Look below for the line with "Serialize everything readable". Extract that line and each one after it through the last, word for word.

[Excerpted records]
%%
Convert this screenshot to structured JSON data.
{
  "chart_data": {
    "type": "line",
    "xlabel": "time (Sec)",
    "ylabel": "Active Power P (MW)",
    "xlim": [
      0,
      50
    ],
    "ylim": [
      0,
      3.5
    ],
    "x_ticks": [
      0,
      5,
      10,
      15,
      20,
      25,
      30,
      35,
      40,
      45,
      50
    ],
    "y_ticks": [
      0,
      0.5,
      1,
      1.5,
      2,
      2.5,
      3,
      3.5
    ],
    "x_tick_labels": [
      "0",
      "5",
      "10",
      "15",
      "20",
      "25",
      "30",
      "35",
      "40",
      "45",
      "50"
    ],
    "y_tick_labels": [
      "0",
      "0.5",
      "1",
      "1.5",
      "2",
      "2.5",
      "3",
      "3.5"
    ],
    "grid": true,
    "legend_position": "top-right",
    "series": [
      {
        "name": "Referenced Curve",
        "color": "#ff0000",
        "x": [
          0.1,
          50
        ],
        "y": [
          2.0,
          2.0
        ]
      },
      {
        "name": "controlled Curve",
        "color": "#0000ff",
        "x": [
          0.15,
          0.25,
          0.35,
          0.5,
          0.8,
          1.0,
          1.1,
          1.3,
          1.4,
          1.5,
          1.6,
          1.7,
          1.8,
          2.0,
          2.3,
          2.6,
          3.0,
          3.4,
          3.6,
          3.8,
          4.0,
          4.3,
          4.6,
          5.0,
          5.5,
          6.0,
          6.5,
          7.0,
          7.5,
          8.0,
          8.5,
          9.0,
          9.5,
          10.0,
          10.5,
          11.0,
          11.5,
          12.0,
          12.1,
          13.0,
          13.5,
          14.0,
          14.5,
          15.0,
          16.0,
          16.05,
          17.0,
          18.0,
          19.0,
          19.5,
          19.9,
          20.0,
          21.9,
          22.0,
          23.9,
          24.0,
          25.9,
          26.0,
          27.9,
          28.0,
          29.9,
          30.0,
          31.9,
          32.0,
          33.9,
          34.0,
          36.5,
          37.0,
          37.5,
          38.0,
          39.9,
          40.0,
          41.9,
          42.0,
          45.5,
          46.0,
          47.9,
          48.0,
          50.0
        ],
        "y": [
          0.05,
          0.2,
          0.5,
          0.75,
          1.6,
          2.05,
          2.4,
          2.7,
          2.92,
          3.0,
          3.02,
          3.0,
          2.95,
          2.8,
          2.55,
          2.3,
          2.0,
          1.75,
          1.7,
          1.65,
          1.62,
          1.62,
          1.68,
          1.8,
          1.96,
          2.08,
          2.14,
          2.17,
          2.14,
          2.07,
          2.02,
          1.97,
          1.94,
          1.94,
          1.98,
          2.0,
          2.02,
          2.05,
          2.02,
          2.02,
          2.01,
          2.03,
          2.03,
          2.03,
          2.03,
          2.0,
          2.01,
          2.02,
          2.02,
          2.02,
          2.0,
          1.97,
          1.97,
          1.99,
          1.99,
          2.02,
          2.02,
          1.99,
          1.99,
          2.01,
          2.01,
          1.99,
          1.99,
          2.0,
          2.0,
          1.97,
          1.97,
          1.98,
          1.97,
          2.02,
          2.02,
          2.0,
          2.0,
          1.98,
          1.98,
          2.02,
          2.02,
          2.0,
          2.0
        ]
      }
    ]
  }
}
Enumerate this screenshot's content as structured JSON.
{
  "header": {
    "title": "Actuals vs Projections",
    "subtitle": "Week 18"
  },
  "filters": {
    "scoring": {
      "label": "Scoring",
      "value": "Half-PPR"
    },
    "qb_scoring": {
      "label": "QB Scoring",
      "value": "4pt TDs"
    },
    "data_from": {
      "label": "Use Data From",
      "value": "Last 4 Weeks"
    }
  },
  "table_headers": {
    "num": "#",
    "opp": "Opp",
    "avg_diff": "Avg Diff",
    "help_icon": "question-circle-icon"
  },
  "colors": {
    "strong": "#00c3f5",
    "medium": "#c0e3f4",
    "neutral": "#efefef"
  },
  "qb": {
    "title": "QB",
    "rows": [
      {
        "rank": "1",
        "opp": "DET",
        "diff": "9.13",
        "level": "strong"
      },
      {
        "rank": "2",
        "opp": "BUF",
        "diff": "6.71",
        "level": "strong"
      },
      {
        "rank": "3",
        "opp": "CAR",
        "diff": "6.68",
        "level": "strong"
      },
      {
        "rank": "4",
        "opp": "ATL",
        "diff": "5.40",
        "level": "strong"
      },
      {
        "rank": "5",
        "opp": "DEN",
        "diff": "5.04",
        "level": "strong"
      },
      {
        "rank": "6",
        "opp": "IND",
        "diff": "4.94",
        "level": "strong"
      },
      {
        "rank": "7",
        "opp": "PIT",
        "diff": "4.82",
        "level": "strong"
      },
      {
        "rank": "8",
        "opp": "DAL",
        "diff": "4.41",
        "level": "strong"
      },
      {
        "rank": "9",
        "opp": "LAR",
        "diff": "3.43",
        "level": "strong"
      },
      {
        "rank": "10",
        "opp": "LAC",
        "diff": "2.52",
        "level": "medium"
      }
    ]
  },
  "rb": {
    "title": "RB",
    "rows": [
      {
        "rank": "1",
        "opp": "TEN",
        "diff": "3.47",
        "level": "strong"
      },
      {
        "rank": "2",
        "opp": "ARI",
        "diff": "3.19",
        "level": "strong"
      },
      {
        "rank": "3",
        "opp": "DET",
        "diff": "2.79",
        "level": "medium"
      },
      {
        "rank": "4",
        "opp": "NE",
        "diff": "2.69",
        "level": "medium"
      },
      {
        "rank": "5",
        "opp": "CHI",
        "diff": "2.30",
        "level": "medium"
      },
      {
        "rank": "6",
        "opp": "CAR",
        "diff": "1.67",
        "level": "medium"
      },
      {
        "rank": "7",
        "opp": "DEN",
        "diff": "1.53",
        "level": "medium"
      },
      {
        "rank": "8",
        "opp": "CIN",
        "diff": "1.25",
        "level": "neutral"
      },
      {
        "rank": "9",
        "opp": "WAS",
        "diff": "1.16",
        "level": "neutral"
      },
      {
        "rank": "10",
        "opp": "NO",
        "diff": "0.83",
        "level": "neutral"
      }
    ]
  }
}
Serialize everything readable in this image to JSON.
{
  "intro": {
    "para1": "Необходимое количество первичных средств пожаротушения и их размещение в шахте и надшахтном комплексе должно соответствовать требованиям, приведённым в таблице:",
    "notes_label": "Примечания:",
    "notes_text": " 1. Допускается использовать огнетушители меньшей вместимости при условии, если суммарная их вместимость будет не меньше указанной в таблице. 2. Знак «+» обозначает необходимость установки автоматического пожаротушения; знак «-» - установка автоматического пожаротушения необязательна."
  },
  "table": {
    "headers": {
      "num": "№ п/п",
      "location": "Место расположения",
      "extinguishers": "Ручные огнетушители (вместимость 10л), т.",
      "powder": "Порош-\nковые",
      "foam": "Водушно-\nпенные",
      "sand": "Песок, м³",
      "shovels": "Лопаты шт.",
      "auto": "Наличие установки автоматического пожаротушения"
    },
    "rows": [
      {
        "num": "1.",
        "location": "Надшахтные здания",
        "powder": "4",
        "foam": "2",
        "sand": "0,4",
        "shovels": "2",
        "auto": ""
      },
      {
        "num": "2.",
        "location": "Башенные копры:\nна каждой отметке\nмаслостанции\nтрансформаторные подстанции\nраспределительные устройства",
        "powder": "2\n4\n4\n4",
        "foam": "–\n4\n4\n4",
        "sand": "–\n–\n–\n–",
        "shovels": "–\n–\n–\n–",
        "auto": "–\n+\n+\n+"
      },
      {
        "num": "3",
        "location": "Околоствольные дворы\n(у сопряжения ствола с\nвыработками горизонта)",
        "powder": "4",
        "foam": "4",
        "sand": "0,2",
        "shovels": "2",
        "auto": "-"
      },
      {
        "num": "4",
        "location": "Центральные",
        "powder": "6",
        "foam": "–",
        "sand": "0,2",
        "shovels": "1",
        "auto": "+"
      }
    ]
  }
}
%%
[Result]
Serialize everything readable in this image to JSON.
{
  "intro": {
    "para1": "Необходимое количество первичных средств пожаротушения и их размещение в шахте и надшахтном комплексе должно соответствовать требованиям, приведённым в таблице:",
    "notes_label": "Примечания:",
    "notes_text": " 1. Допускается использовать огнетушители меньшей вместимости при условии, если суммарная их вместимость будет не меньше указанной в таблице. 2. Знак «+» обозначает необходимость установки автоматического пожаротушения; знак «-» - установка автоматического пожаротушения необязательна."
  },
  "table": {
    "headers": {
      "num": "№ п/п",
      "location": "Место расположения",
      "extinguishers": "Ручные огнетушители (вместимость 10л), т.",
      "powder": "Порош-\nковые",
      "foam": "Водушно-\nпенные",
      "sand": "Песок, м³",
      "shovels": "Лопаты шт.",
      "auto": "Наличие установки автоматического пожаротушения"
    },
    "rows": [
      {
        "num": "1.",
        "location": "Надшахтные здания",
        "powder": "4",
        "foam": "2",
        "sand": "0,4",
        "shovels": "2",
        "auto": ""
      },
      {
        "num": "2.",
        "location": "Башенные копры:\nна каждой отметке\nмаслостанции\nтрансформаторные подстанции\nраспределительные устройства",
        "powder": "2\n4\n4\n4",
        "foam": "–\n4\n4\n4",
        "sand": "–\n–\n–\n–",
        "shovels": "–\n–\n–\n–",
        "auto": "–\n+\n+\n+"
      },
      {
        "num": "3",
        "location": "Околоствольные дворы\n(у сопряжения ствола с\nвыработками горизонта)",
        "powder": "4",
        "foam": "4",
        "sand": "0,2",
        "shovels": "2",
        "auto": "-"
      },
      {
        "num": "4",
        "location": "Центральные",
        "powder": "6",
        "foam": "–",
        "sand": "0,2",
        "shovels": "1",
        "auto": "+"
      }
    ]
  }
}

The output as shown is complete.